··· Supplied entries
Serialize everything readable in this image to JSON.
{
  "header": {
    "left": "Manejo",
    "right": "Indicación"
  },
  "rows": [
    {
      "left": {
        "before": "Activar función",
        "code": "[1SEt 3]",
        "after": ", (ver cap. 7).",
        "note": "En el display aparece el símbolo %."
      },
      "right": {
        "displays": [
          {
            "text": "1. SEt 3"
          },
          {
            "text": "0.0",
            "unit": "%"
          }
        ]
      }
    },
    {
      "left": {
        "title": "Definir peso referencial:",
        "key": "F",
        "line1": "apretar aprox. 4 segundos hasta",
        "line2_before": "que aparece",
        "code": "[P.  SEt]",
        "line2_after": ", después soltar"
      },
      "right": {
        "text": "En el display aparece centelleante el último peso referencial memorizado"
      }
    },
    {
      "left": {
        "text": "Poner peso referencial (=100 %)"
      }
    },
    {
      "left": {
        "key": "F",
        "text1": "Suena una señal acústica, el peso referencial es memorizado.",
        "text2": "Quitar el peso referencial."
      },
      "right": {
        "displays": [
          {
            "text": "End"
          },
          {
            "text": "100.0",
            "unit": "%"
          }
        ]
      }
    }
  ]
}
······
To do.
All of the entries must be written out exactly as they stand.

In response.
Serialize everything readable in this image to JSON.
{
  "header": {
    "left": "Manejo",
    "right": "Indicación"
  },
  "rows": [
    {
      "left": {
        "before": "Activar función",
        "code": "[1SEt 3]",
        "after": ", (ver cap. 7).",
        "note": "En el display aparece el símbolo %."
      },
      "right": {
        "displays": [
          {
            "text": "1. SEt 3"
          },
          {
            "text": "0.0",
            "unit": "%"
          }
        ]
      }
    },
    {
      "left": {
        "title": "Definir peso referencial:",
        "key": "F",
        "line1": "apretar aprox. 4 segundos hasta",
        "line2_before": "que aparece",
        "code": "[P.  SEt]",
        "line2_after": ", después soltar"
      },
      "right": {
        "text": "En el display aparece centelleante el último peso referencial memorizado"
      }
    },
    {
      "left": {
        "text": "Poner peso referencial (=100 %)"
      }
    },
    {
      "left": {
        "key": "F",
        "text1": "Suena una señal acústica, el peso referencial es memorizado.",
        "text2": "Quitar el peso referencial."
      },
      "right": {
        "displays": [
          {
            "text": "End"
          },
          {
            "text": "100.0",
            "unit": "%"
          }
        ]
      }
    }
  ]
}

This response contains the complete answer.